— SET PROBLEM —
List every line in this data where the string "Business" occurs.

Figure contents as structured data:
◇ ◇ ◇ ◇

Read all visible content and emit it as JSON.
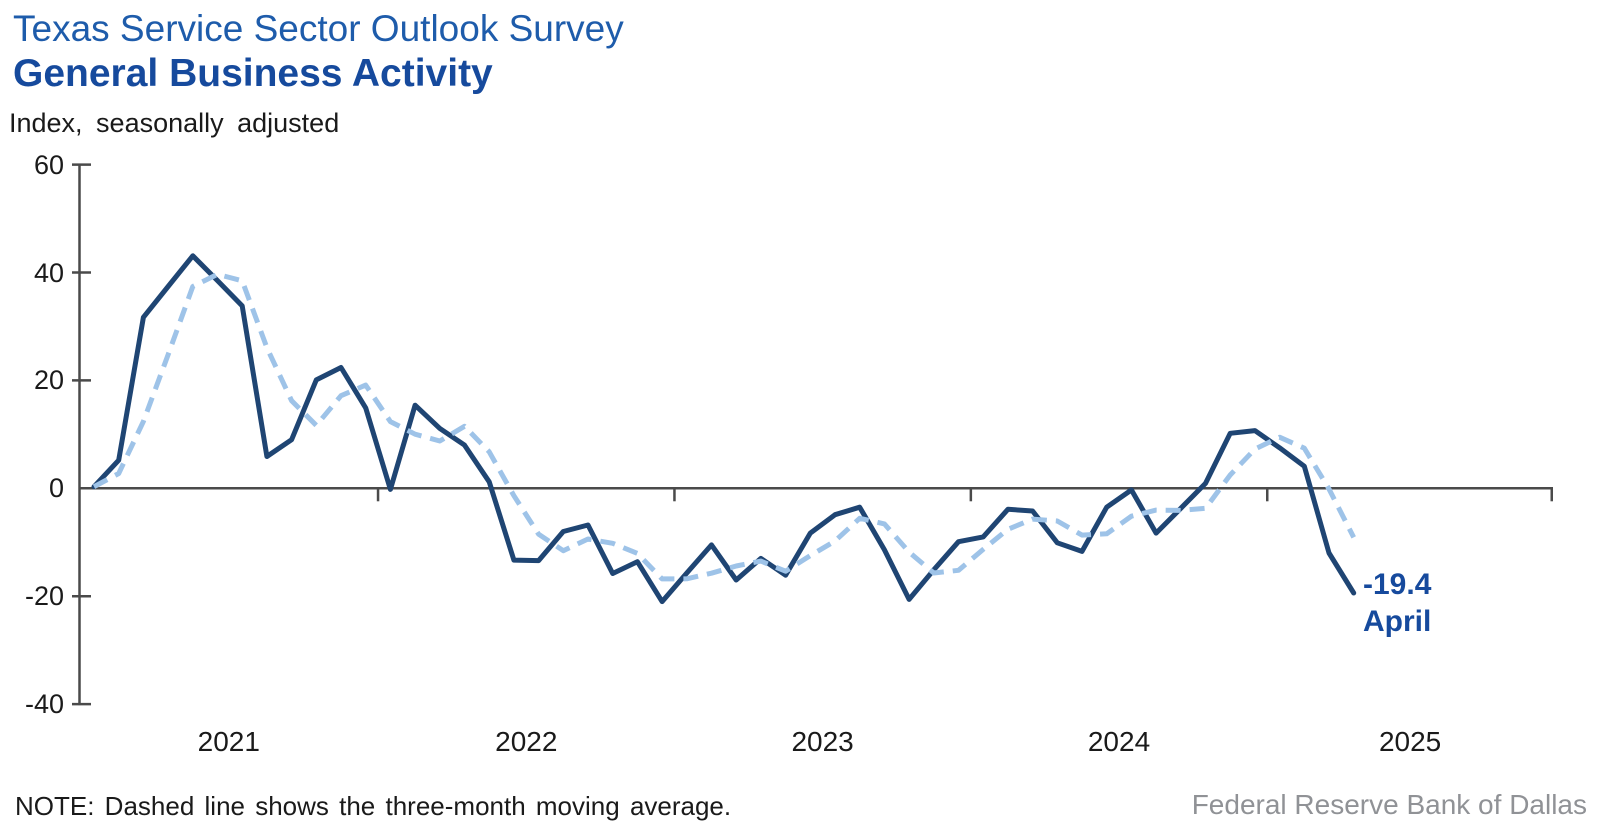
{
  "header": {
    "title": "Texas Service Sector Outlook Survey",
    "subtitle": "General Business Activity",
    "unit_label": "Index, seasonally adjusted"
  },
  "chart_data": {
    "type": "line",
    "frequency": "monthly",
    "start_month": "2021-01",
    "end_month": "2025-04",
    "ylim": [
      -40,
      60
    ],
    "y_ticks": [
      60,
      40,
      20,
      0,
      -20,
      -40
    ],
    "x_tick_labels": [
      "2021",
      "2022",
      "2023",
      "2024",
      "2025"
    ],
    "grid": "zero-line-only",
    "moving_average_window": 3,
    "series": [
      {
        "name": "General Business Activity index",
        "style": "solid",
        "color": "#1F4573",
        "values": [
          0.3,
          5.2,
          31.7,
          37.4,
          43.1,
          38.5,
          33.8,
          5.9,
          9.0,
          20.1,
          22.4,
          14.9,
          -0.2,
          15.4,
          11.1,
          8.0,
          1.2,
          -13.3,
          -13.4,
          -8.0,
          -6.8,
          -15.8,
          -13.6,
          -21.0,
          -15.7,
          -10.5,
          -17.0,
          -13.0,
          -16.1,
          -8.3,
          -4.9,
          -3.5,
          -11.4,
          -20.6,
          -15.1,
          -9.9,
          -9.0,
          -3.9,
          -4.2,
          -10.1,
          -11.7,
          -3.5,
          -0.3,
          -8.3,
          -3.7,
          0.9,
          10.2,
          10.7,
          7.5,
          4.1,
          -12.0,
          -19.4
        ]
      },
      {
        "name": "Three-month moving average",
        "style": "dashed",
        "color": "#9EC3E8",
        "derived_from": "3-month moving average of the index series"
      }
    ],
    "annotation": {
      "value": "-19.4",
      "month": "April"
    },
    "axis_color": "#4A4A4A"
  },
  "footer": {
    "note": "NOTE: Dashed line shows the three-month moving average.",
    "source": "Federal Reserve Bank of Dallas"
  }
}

◇ ◇ ◇ ◇

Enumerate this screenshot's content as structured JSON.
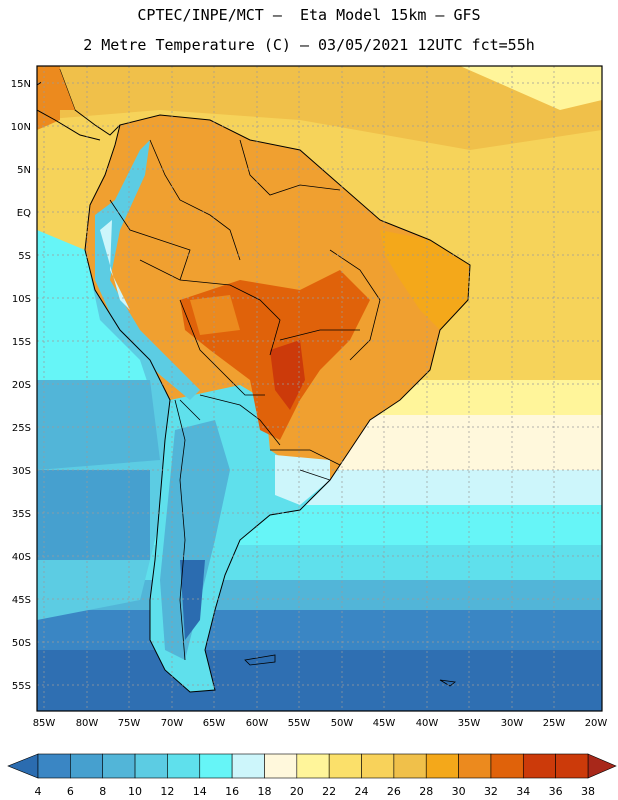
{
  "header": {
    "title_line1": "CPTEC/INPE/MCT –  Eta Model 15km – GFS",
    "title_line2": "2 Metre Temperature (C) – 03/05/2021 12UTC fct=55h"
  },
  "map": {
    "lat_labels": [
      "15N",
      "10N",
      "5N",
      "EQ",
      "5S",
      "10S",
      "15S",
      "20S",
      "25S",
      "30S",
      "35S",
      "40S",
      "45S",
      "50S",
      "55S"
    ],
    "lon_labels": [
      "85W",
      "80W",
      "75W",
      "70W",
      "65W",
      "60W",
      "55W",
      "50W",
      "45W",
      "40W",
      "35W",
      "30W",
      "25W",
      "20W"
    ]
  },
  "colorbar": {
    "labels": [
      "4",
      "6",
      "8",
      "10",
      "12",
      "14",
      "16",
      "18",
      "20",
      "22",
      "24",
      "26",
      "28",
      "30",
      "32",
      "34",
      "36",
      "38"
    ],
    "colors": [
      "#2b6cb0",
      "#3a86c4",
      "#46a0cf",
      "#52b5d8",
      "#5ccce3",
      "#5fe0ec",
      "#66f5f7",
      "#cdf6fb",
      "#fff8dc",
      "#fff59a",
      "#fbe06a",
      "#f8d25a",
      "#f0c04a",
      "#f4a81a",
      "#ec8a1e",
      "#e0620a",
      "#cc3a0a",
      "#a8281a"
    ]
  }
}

◇ ◇ ◇ ◇

— FINAL RESULT —
    "subtitle": "General Business Activity",
        "name": "General Business Activity index",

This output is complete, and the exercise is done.